Data rows »
==================================================
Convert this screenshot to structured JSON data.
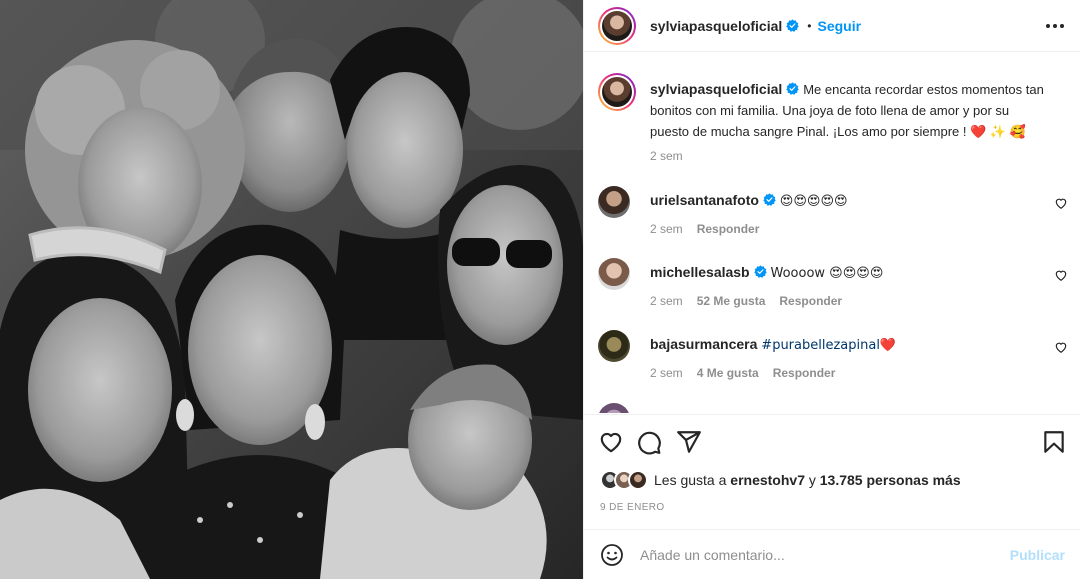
{
  "header": {
    "username": "sylviapasqueloficial",
    "separator": "•",
    "follow_label": "Seguir",
    "verified_icon": "verified-badge-icon",
    "more_icon": "more-options-icon"
  },
  "caption": {
    "username": "sylviapasqueloficial",
    "text": "Me encanta recordar estos momentos tan bonitos con mi familia. Una joya de foto llena de amor y por su puesto de mucha sangre Pinal. ¡Los amo por siempre ! ❤️ ✨ 🥰",
    "time": "2 sem"
  },
  "comments": [
    {
      "username": "urielsantanafoto",
      "verified": true,
      "text": "😍😍😍😍😍",
      "time": "2 sem",
      "likes": "",
      "reply": "Responder"
    },
    {
      "username": "michellesalasb",
      "verified": true,
      "text": "Woooow 😍😍😍😍",
      "time": "2 sem",
      "likes": "52 Me gusta",
      "reply": "Responder"
    },
    {
      "username": "bajasurmancera",
      "verified": false,
      "text": "#purabellezapinal❤️",
      "time": "2 sem",
      "likes": "4 Me gusta",
      "reply": "Responder"
    }
  ],
  "actions": {
    "like_icon": "heart-icon",
    "comment_icon": "comment-icon",
    "share_icon": "share-icon",
    "save_icon": "bookmark-icon"
  },
  "likes": {
    "prefix": "Les gusta a ",
    "user": "ernestohv7",
    "middle": " y ",
    "count": "13.785 personas más"
  },
  "date": "9 de enero",
  "composer": {
    "emoji_icon": "emoji-icon",
    "placeholder": "Añade un comentario...",
    "publish_label": "Publicar"
  },
  "colors": {
    "link_blue": "#0095f6",
    "publish_disabled": "#b2dffc",
    "muted_text": "#8e8e8e",
    "heart_red": "#ed4956"
  }
}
==================================================
Set task »
Without the pictures, write out all of the material exactly.

Exercise answer »
Convert this screenshot to structured JSON data.
{
  "header": {
    "username": "sylviapasqueloficial",
    "separator": "•",
    "follow_label": "Seguir",
    "verified_icon": "verified-badge-icon",
    "more_icon": "more-options-icon"
  },
  "caption": {
    "username": "sylviapasqueloficial",
    "text": "Me encanta recordar estos momentos tan bonitos con mi familia. Una joya de foto llena de amor y por su puesto de mucha sangre Pinal. ¡Los amo por siempre ! ❤️ ✨ 🥰",
    "time": "2 sem"
  },
  "comments": [
    {
      "username": "urielsantanafoto",
      "verified": true,
      "text": "😍😍😍😍😍",
      "time": "2 sem",
      "likes": "",
      "reply": "Responder"
    },
    {
      "username": "michellesalasb",
      "verified": true,
      "text": "Woooow 😍😍😍😍",
      "time": "2 sem",
      "likes": "52 Me gusta",
      "reply": "Responder"
    },
    {
      "username": "bajasurmancera",
      "verified": false,
      "text": "#purabellezapinal❤️",
      "time": "2 sem",
      "likes": "4 Me gusta",
      "reply": "Responder"
    }
  ],
  "actions": {
    "like_icon": "heart-icon",
    "comment_icon": "comment-icon",
    "share_icon": "share-icon",
    "save_icon": "bookmark-icon"
  },
  "likes": {
    "prefix": "Les gusta a ",
    "user": "ernestohv7",
    "middle": " y ",
    "count": "13.785 personas más"
  },
  "date": "9 de enero",
  "composer": {
    "emoji_icon": "emoji-icon",
    "placeholder": "Añade un comentario...",
    "publish_label": "Publicar"
  },
  "colors": {
    "link_blue": "#0095f6",
    "publish_disabled": "#b2dffc",
    "muted_text": "#8e8e8e",
    "heart_red": "#ed4956"
  }
}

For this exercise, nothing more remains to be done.